▶ _Work request_: If a line in the records below contains the word "ylabel", copy it.

▶ _Task data_:
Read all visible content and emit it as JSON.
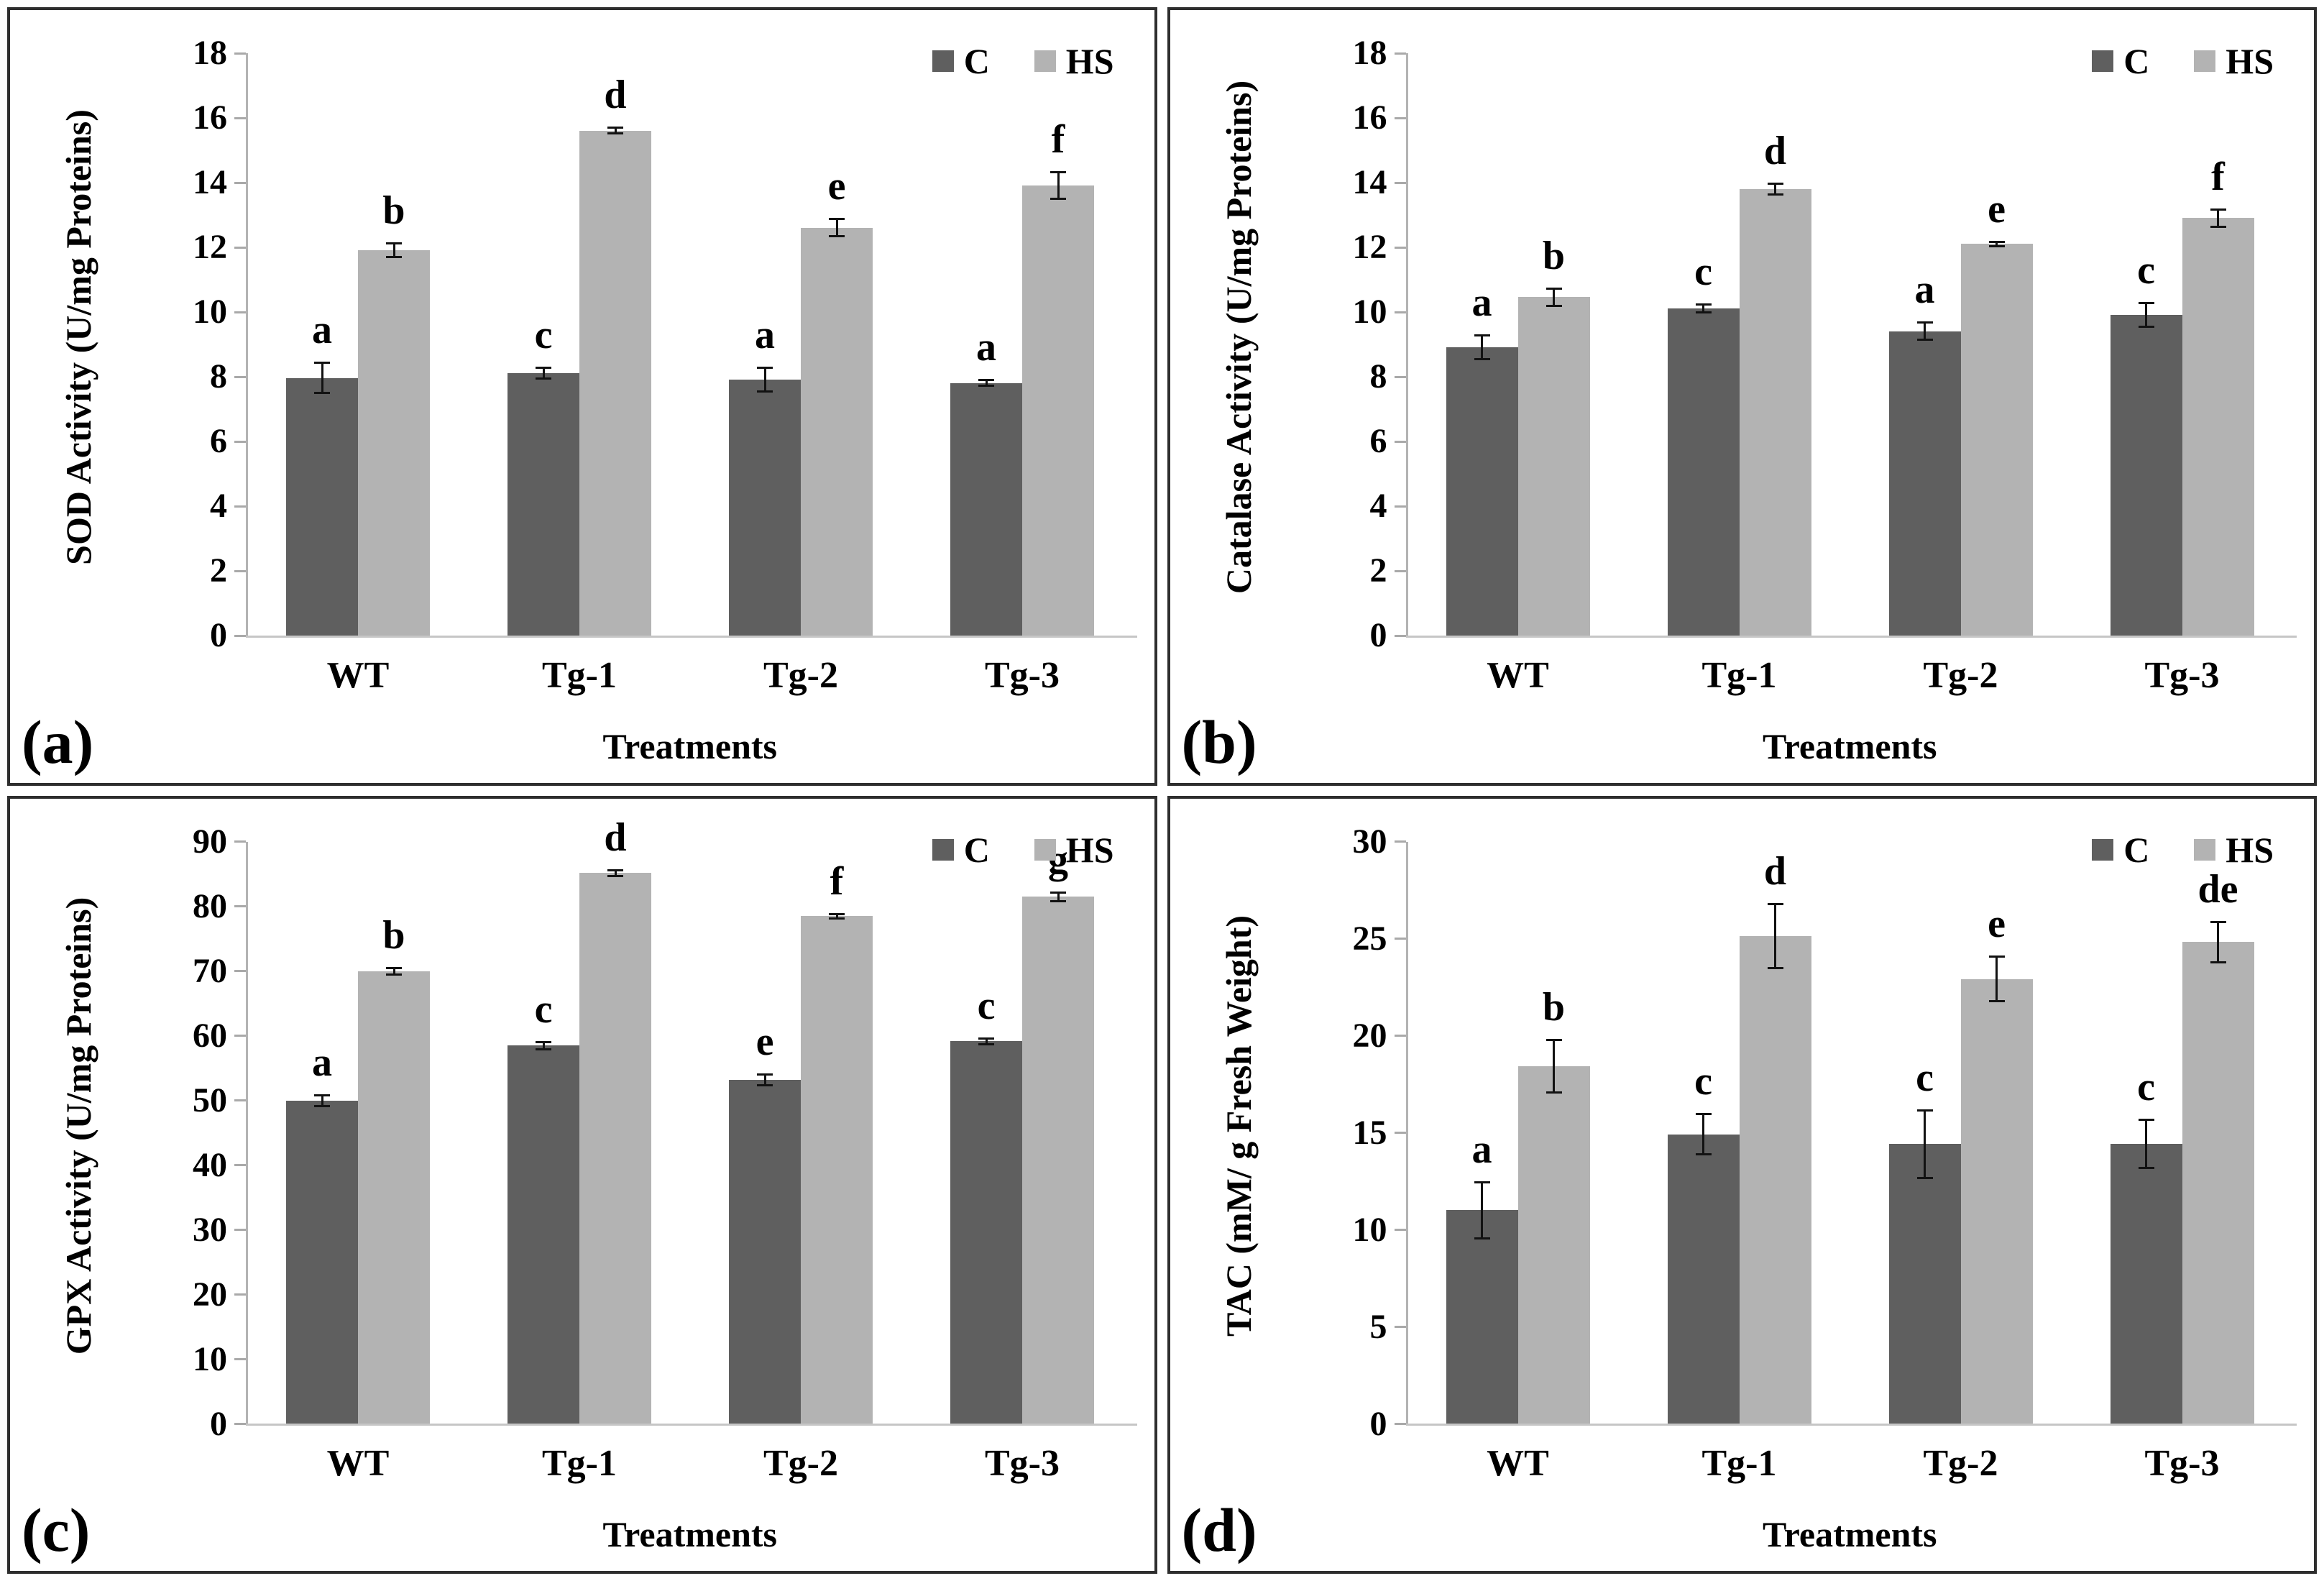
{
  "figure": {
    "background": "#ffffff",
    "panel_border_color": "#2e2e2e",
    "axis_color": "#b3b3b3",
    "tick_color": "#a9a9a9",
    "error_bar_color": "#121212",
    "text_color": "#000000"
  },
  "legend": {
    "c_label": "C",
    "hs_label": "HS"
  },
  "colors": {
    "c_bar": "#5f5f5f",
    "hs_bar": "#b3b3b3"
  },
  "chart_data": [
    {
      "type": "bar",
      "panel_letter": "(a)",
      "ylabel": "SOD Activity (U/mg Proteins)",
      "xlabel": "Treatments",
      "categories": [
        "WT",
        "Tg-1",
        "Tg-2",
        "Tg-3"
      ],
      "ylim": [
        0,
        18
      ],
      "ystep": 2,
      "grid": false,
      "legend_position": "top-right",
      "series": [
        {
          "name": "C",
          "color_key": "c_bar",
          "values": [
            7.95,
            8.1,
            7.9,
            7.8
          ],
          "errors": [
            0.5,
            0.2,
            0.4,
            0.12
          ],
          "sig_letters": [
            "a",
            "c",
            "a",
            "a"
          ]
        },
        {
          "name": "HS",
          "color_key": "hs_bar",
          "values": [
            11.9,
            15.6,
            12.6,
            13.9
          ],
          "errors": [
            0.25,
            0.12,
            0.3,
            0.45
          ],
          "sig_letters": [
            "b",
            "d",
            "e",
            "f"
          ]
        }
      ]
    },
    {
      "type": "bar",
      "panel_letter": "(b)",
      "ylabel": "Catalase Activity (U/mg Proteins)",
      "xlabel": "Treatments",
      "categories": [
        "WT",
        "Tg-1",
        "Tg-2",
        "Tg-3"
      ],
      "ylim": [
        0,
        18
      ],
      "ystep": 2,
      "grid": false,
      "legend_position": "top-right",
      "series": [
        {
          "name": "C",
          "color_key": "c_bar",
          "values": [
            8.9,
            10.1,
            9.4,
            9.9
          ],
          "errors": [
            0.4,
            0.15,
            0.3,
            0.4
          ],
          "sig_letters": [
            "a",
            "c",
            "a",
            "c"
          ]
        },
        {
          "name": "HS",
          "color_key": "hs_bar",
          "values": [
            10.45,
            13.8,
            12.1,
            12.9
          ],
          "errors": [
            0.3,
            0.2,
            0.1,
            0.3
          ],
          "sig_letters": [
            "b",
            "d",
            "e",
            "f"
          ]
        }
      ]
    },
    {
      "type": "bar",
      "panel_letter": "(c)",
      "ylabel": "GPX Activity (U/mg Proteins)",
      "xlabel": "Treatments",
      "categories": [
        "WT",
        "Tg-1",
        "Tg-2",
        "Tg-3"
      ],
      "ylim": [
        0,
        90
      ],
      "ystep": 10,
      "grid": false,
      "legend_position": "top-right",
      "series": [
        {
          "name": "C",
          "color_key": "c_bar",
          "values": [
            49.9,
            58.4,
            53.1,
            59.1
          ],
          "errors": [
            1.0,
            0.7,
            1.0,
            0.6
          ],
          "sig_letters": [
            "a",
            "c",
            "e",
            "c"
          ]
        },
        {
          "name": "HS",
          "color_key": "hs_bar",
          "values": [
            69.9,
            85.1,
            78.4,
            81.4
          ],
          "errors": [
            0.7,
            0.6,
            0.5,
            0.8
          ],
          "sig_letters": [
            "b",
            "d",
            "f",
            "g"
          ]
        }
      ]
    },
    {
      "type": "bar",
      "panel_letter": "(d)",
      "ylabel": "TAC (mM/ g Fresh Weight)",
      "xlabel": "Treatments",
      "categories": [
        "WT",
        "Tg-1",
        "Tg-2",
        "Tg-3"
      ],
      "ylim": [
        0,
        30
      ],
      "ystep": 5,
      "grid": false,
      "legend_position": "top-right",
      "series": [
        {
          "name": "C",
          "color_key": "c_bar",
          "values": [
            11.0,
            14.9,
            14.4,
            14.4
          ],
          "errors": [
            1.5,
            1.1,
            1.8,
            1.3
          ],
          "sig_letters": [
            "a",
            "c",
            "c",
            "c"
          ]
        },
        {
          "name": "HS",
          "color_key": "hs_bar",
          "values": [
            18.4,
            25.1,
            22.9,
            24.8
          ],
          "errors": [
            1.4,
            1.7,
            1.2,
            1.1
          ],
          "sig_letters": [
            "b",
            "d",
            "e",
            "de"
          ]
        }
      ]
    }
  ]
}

▶ _Solution to this exercise_:
      "ylabel": "SOD Activity (U/mg Proteins)",
      "ylabel": "Catalase Activity (U/mg Proteins)",
      "ylabel": "GPX Activity (U/mg Proteins)",
      "ylabel": "TAC (mM/ g Fresh Weight)",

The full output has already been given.